TO DO => The records below must be transcribed exactly. Do not include the pictures.

SUPPLIED DATA =>
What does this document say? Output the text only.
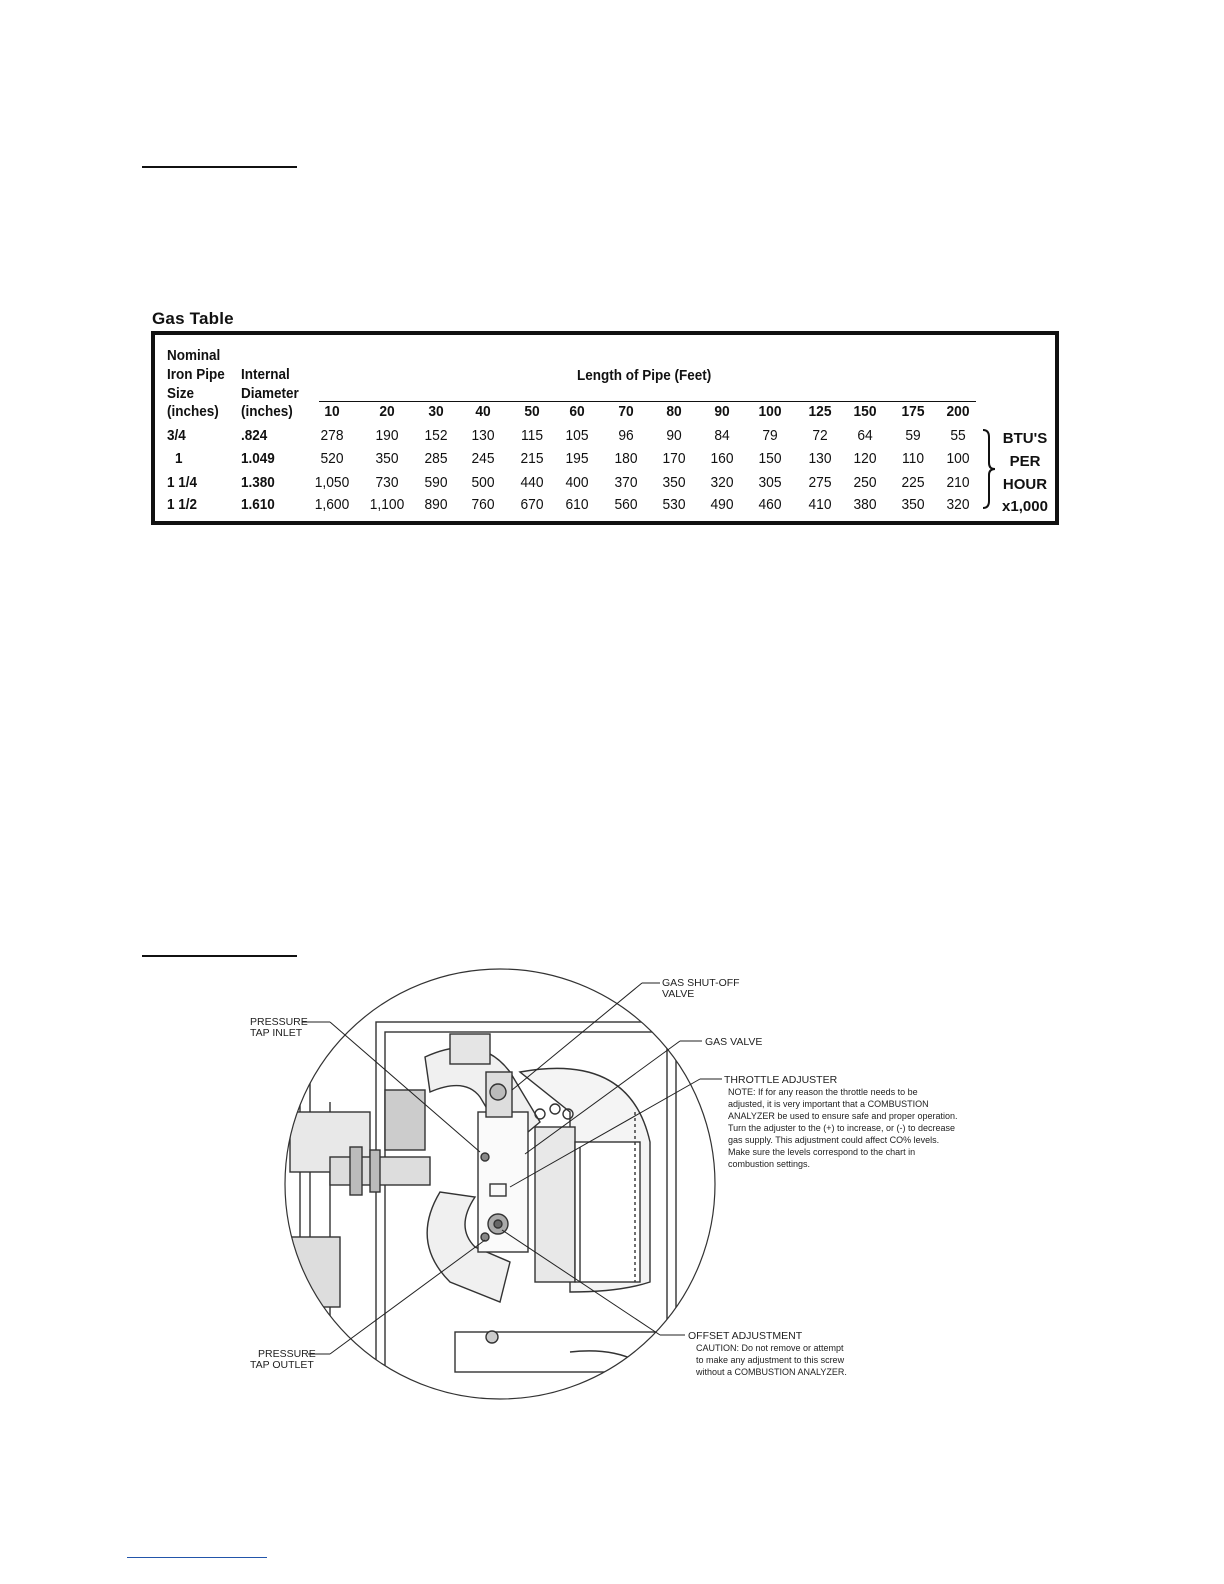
Gas Table
Nominal
Iron Pipe
Size
(inches)
Internal
Diameter
(inches)
Length of Pipe (Feet)
10	20	30	40	50	60	70	80	90	100	125	150	175	200
3/4	.824	278	190	152	130	115	105	96	90	84	79	72	64	59	55
1	1.049	520	350	285	245	215	195	180	170	160	150	130	120	110	100
1 1/4	1.380	1,050	730	590	500	440	400	370	350	320	305	275	250	225	210
1 1/2	1.610	1,600	1,100	890	760	670	610	560	530	490	460	410	380	350	320
BTU'S
PER
HOUR
x1,000
GAS SHUT-OFF
VALVE
PRESSURE
TAP INLET
GAS VALVE
THROTTLE ADJUSTER
NOTE: If for any reason the throttle needs to be
adjusted, it is very important that a COMBUSTION
ANALYZER be used to ensure safe and proper operation.
Turn the adjuster to the (+) to increase, or (-) to decrease
gas supply. This adjustment could affect CO% levels.
Make sure the levels correspond to the chart in
combustion settings.
OFFSET ADJUSTMENT
CAUTION: Do not remove or attempt
to make any adjustment to this screw
without a COMBUSTION ANALYZER.
PRESSURE
TAP OUTLET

ANSWER TO THIS TASK =>
What does this document say? Output the text only.
Gas Table
Nominal
Iron Pipe
Size
(inches)
Internal
Diameter
(inches)
Length of Pipe (Feet)
10	20	30	40	50	60	70	80	90	100	125	150	175	200
3/4	.824	278	190	152	130	115	105	96	90	84	79	72	64	59	55
1	1.049	520	350	285	245	215	195	180	170	160	150	130	120	110	100
1 1/4	1.380	1,050	730	590	500	440	400	370	350	320	305	275	250	225	210
1 1/2	1.610	1,600	1,100	890	760	670	610	560	530	490	460	410	380	350	320
BTU'S
PER
HOUR
x1,000
GAS SHUT-OFF
VALVE
PRESSURE
TAP INLET
GAS VALVE
THROTTLE ADJUSTER
NOTE: If for any reason the throttle needs to be
adjusted, it is very important that a COMBUSTION
ANALYZER be used to ensure safe and proper operation.
Turn the adjuster to the (+) to increase, or (-) to decrease
gas supply. This adjustment could affect CO% levels.
Make sure the levels correspond to the chart in
combustion settings.
OFFSET ADJUSTMENT
CAUTION: Do not remove or attempt
to make any adjustment to this screw
without a COMBUSTION ANALYZER.
PRESSURE
TAP OUTLET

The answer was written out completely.